§ Work instructions:
Duplicate the records below, starting at the line that contains "Text: Copyright 2012" and stopping after the line that contains "Text: 41: 41 (343, 117, 359, 133)".

═════ Extracted entries ═════

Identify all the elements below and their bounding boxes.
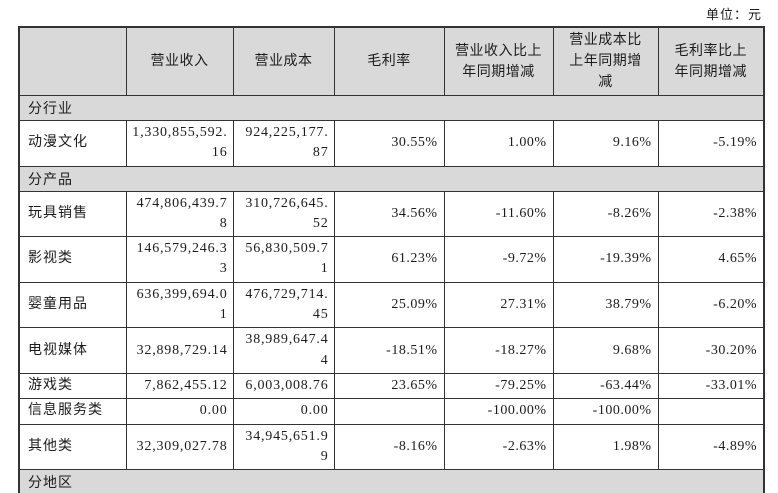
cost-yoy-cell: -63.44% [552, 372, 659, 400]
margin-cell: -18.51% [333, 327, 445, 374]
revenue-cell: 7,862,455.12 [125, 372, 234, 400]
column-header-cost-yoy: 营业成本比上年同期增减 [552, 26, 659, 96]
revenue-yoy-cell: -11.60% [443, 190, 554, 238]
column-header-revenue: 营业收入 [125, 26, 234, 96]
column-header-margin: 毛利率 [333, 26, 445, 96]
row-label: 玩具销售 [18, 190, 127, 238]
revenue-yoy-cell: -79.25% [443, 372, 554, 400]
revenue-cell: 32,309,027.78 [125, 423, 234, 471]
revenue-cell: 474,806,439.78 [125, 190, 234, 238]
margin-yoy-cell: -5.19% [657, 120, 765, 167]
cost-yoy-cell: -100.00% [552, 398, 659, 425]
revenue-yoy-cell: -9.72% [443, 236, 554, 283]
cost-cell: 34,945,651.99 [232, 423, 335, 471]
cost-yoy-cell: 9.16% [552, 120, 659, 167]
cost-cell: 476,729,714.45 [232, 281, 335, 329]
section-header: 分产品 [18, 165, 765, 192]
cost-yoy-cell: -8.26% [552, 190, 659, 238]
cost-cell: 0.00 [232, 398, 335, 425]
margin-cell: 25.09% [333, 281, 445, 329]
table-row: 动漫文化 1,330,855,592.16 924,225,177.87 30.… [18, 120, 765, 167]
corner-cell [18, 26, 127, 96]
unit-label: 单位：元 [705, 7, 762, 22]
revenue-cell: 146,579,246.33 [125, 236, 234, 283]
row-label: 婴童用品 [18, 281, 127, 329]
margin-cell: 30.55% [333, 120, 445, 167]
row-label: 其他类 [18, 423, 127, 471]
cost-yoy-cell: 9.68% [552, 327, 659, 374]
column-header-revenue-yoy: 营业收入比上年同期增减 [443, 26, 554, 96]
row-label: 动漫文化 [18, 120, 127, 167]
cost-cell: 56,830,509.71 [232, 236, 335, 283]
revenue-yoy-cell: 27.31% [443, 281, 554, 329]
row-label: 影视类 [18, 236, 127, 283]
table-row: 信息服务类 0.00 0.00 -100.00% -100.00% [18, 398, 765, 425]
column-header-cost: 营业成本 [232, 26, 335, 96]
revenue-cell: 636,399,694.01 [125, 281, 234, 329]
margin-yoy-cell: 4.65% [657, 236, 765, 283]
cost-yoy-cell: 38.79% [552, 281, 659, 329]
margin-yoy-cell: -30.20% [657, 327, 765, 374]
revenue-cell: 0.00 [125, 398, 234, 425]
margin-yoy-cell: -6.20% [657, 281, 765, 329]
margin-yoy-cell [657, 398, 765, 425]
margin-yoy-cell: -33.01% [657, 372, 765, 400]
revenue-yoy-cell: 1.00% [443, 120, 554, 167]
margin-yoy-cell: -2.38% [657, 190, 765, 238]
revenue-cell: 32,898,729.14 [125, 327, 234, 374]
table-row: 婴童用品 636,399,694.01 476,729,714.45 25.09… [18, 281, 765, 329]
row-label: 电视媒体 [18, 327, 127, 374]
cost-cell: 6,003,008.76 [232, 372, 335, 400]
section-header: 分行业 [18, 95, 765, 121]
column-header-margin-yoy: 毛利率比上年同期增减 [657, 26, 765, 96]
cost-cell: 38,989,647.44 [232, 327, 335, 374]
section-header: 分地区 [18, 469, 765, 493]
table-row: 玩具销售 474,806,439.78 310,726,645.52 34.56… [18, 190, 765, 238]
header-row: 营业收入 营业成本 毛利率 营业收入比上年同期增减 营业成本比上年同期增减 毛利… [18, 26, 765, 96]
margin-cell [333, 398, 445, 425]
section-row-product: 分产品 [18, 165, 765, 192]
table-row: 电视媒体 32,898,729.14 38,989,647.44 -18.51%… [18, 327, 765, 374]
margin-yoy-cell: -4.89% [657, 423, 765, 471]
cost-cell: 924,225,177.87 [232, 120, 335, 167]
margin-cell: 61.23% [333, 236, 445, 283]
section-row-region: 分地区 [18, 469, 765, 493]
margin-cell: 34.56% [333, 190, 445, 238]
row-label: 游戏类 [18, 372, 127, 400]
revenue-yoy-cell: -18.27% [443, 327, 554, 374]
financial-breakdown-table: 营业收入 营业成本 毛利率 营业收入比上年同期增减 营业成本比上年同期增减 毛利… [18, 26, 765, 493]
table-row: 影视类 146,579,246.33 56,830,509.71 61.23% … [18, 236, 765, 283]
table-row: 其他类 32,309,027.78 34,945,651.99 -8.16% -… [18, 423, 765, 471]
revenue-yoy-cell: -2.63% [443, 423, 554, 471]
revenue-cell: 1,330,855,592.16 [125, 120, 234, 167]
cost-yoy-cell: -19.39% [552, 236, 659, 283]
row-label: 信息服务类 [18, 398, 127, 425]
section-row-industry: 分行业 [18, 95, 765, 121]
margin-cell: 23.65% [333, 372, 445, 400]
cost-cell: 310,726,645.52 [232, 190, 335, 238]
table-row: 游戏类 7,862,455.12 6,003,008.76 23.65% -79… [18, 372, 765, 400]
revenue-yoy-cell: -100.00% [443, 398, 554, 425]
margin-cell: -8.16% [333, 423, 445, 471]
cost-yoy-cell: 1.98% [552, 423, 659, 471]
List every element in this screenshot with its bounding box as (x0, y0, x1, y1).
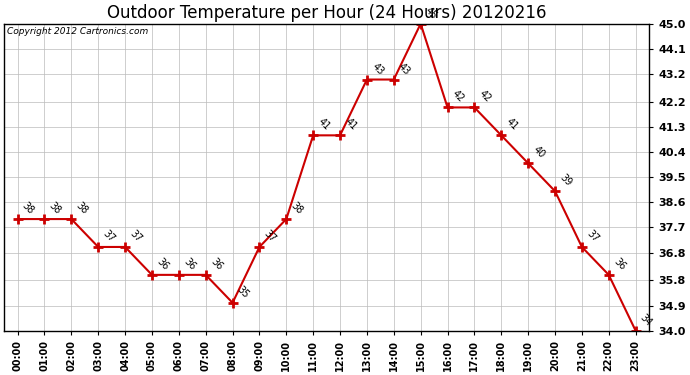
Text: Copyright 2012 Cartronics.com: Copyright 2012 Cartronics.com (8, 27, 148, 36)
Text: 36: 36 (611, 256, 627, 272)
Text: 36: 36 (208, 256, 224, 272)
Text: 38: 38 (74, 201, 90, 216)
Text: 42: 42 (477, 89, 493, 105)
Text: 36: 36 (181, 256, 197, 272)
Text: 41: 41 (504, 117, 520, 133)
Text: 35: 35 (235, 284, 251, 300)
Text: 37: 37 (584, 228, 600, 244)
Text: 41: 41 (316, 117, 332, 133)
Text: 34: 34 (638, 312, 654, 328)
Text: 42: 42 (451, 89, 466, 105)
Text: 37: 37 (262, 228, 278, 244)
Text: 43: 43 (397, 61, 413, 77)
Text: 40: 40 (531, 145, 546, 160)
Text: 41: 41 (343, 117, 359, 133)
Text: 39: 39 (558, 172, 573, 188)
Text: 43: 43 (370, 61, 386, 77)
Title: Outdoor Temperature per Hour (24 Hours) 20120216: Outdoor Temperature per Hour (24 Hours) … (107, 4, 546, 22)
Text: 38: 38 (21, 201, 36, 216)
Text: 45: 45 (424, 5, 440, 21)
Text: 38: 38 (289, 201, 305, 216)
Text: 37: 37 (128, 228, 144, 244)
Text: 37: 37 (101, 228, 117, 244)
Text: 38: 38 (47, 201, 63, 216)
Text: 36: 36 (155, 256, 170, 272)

═════
═════ Extracted entries ═════

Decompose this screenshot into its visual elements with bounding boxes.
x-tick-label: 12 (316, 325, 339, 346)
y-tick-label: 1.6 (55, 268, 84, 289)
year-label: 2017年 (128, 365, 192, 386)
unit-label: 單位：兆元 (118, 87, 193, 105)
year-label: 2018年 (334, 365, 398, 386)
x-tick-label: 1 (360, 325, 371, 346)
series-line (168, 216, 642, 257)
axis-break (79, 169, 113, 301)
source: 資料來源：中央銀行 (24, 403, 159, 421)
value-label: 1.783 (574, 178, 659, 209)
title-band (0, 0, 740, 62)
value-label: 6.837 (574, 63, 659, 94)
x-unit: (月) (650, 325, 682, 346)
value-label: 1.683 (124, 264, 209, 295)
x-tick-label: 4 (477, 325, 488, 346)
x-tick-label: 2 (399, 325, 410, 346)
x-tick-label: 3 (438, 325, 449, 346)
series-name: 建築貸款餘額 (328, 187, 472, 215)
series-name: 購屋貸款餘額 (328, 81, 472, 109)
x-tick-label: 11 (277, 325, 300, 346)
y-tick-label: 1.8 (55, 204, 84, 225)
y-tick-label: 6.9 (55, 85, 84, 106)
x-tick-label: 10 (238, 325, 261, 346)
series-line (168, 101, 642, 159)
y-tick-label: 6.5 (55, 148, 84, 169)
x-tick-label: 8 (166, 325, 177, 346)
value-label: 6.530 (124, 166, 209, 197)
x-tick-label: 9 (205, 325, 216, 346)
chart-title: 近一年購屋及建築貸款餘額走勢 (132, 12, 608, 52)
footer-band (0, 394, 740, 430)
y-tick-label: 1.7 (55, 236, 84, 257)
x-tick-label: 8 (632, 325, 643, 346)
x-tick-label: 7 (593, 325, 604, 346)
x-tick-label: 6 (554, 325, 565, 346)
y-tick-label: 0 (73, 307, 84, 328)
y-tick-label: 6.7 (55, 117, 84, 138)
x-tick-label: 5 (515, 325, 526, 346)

═════

§ Solution to this task:
Text: Copyright 2012 Cartronics.com: Copyright 2012 Cartronics.com (8, 27, 148, 36)
Text: 36: 36 (611, 256, 627, 272)
Text: 36: 36 (208, 256, 224, 272)
Text: 38: 38 (74, 201, 90, 216)
Text: 42: 42 (477, 89, 493, 105)
Text: 36: 36 (181, 256, 197, 272)
Text: 41: 41 (504, 117, 520, 133)
Text: 35: 35 (235, 284, 251, 300)
Text: 37: 37 (584, 228, 600, 244)
Text: 41: 41 (316, 117, 332, 133)
Text: 34: 34 (638, 312, 654, 328)
Text: 42: 42 (451, 89, 466, 105)
Text: 37: 37 (262, 228, 278, 244)
Text: 43: 43 (397, 61, 413, 77)
Text: 40: 40 (531, 145, 546, 160)
Text: 41: 41 (343, 117, 359, 133)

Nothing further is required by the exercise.